— WHAT TO DO —
Write out every line below that includes the word "OCSE".

— DATA LINES —
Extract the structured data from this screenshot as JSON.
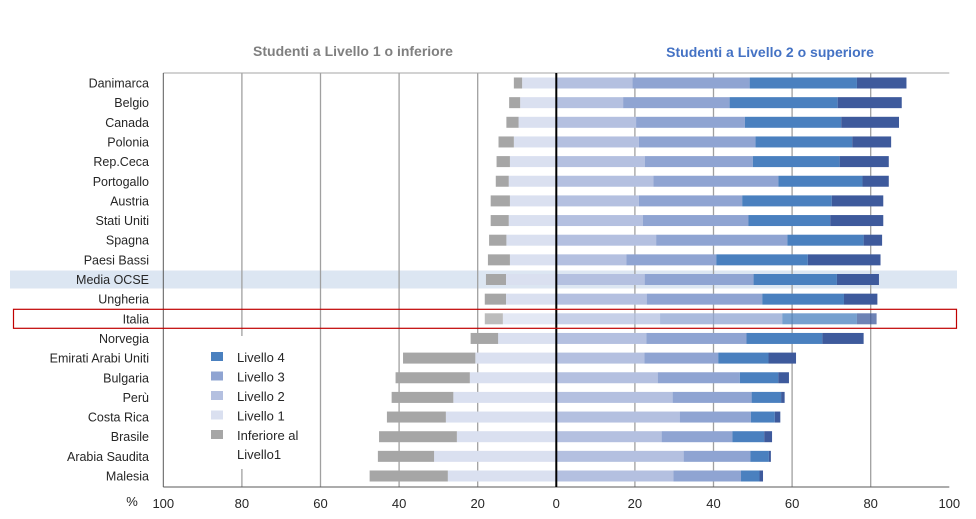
{
  "chart_data": {
    "type": "bar",
    "orientation": "horizontal-diverging-stacked",
    "title_left": "Studenti a Livello 1 o inferiore",
    "title_right": "Studenti a Livello 2 o superiore",
    "xlabel": "%",
    "xlim": [
      -100,
      100
    ],
    "xticks": [
      "100",
      "80",
      "60",
      "40",
      "20",
      "0",
      "20",
      "40",
      "60",
      "80",
      "100"
    ],
    "xtick_values": [
      -100,
      -80,
      -60,
      -40,
      -20,
      0,
      20,
      40,
      60,
      80,
      100
    ],
    "grid": true,
    "legend_position": "bottom-left",
    "highlight_band": "Media OCSE",
    "highlight_box": "Italia",
    "categories": [
      "Danimarca",
      "Belgio",
      "Canada",
      "Polonia",
      "Rep.Ceca",
      "Portogallo",
      "Austria",
      "Stati Uniti",
      "Spagna",
      "Paesi Bassi",
      "Media OCSE",
      "Ungheria",
      "Italia",
      "Norvegia",
      "Emirati Arabi Uniti",
      "Bulgaria",
      "Perù",
      "Costa Rica",
      "Brasile",
      "Arabia Saudita",
      "Malesia"
    ],
    "series": [
      {
        "key": "below",
        "name": "Inferiore al",
        "name2": "Livello1",
        "side": "left",
        "color": "#a6a6a6",
        "values": [
          2.1,
          2.8,
          3.1,
          3.9,
          3.4,
          3.3,
          4.9,
          4.6,
          4.4,
          5.6,
          5.1,
          5.4,
          4.6,
          7.0,
          18.4,
          18.9,
          15.7,
          15.0,
          19.8,
          14.3,
          19.9
        ]
      },
      {
        "key": "l1",
        "name": "Livello 1",
        "side": "left",
        "color": "#dae0f0",
        "values": [
          8.7,
          9.2,
          9.6,
          10.8,
          11.8,
          12.1,
          11.8,
          12.1,
          12.7,
          11.8,
          12.8,
          12.8,
          13.6,
          14.8,
          20.6,
          22.0,
          26.2,
          28.1,
          25.3,
          31.1,
          27.6
        ]
      },
      {
        "key": "l2",
        "name": "Livello 2",
        "side": "right",
        "color": "#b4c0e0",
        "values": [
          19.4,
          17.0,
          20.3,
          21.0,
          22.5,
          24.7,
          21.0,
          22.0,
          25.4,
          17.8,
          22.5,
          23.0,
          26.4,
          22.9,
          22.4,
          25.8,
          29.6,
          31.4,
          26.8,
          32.4,
          29.8
        ]
      },
      {
        "key": "l3",
        "name": "Livello 3",
        "side": "right",
        "color": "#8fa4d2",
        "values": [
          29.8,
          27.1,
          27.7,
          29.7,
          27.5,
          31.8,
          26.3,
          26.9,
          33.4,
          22.9,
          27.7,
          29.4,
          31.1,
          25.5,
          18.8,
          20.9,
          20.1,
          18.1,
          18.0,
          17.0,
          17.2
        ]
      },
      {
        "key": "l4",
        "name": "Livello 4",
        "side": "right",
        "color": "#4a80bf",
        "values": [
          27.3,
          27.5,
          24.5,
          24.6,
          22.1,
          21.4,
          22.8,
          20.8,
          19.4,
          23.3,
          21.2,
          20.8,
          19.0,
          19.3,
          12.8,
          9.8,
          7.5,
          6.1,
          8.1,
          4.7,
          4.7
        ]
      },
      {
        "key": "l5",
        "name": null,
        "side": "right",
        "color": "#3e5a9c",
        "values": [
          12.6,
          16.3,
          14.7,
          9.9,
          12.5,
          6.7,
          13.1,
          13.5,
          4.7,
          18.5,
          10.7,
          8.5,
          5.0,
          10.5,
          7.0,
          2.7,
          0.9,
          1.4,
          2.0,
          0.5,
          0.9
        ]
      }
    ],
    "legend_order": [
      "l4",
      "l3",
      "l2",
      "l1",
      "below"
    ],
    "colors": {
      "title_left": "#7f7f7f",
      "title_right": "#4472c4",
      "band": "#dce6f2",
      "box": "#c00000"
    }
  }
}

— FULL OUTPUT —
    "highlight_band": "Media OCSE",
      "Media OCSE",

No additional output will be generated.